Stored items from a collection
◆ ◆ ◆
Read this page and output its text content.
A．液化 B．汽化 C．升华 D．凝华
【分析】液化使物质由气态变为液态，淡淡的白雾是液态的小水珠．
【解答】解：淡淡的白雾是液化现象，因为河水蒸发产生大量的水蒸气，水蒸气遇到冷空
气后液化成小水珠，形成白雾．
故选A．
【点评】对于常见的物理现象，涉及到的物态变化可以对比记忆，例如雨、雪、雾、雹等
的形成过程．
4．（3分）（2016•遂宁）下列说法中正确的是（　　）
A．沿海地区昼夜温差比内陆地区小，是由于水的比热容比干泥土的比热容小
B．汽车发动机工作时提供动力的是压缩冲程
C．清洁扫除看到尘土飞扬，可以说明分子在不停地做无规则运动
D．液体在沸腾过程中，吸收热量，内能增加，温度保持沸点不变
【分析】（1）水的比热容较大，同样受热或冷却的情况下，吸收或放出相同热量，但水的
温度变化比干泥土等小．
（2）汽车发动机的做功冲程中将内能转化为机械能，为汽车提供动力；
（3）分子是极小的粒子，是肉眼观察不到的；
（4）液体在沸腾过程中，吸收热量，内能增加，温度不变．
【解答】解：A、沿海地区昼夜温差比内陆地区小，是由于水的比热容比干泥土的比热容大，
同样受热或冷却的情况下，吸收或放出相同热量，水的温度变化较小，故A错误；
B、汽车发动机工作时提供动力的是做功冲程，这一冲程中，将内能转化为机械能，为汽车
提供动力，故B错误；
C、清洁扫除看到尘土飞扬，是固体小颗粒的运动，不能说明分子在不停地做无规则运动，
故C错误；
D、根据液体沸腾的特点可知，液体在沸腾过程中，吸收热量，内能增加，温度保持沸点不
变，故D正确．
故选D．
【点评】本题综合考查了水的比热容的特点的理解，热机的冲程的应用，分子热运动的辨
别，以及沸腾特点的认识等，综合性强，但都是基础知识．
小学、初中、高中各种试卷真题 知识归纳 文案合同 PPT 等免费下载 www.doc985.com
◆ ◆ ◆
Every line of the data above should be copied exactly.

### SOLUTION TO THE EXERCISE
Read this page and output its text content.
A．液化 B．汽化 C．升华 D．凝华
【分析】液化使物质由气态变为液态，淡淡的白雾是液态的小水珠．
【解答】解：淡淡的白雾是液化现象，因为河水蒸发产生大量的水蒸气，水蒸气遇到冷空
气后液化成小水珠，形成白雾．
故选A．
【点评】对于常见的物理现象，涉及到的物态变化可以对比记忆，例如雨、雪、雾、雹等
的形成过程．
4．（3分）（2016•遂宁）下列说法中正确的是（　　）
A．沿海地区昼夜温差比内陆地区小，是由于水的比热容比干泥土的比热容小
B．汽车发动机工作时提供动力的是压缩冲程
C．清洁扫除看到尘土飞扬，可以说明分子在不停地做无规则运动
D．液体在沸腾过程中，吸收热量，内能增加，温度保持沸点不变
【分析】（1）水的比热容较大，同样受热或冷却的情况下，吸收或放出相同热量，但水的
温度变化比干泥土等小．
（2）汽车发动机的做功冲程中将内能转化为机械能，为汽车提供动力；
（3）分子是极小的粒子，是肉眼观察不到的；
（4）液体在沸腾过程中，吸收热量，内能增加，温度不变．
【解答】解：A、沿海地区昼夜温差比内陆地区小，是由于水的比热容比干泥土的比热容大，
同样受热或冷却的情况下，吸收或放出相同热量，水的温度变化较小，故A错误；
B、汽车发动机工作时提供动力的是做功冲程，这一冲程中，将内能转化为机械能，为汽车
提供动力，故B错误；
C、清洁扫除看到尘土飞扬，是固体小颗粒的运动，不能说明分子在不停地做无规则运动，
故C错误；
D、根据液体沸腾的特点可知，液体在沸腾过程中，吸收热量，内能增加，温度保持沸点不
变，故D正确．
故选D．
【点评】本题综合考查了水的比热容的特点的理解，热机的冲程的应用，分子热运动的辨
别，以及沸腾特点的认识等，综合性强，但都是基础知识．
小学、初中、高中各种试卷真题 知识归纳 文案合同 PPT 等免费下载 www.doc985.com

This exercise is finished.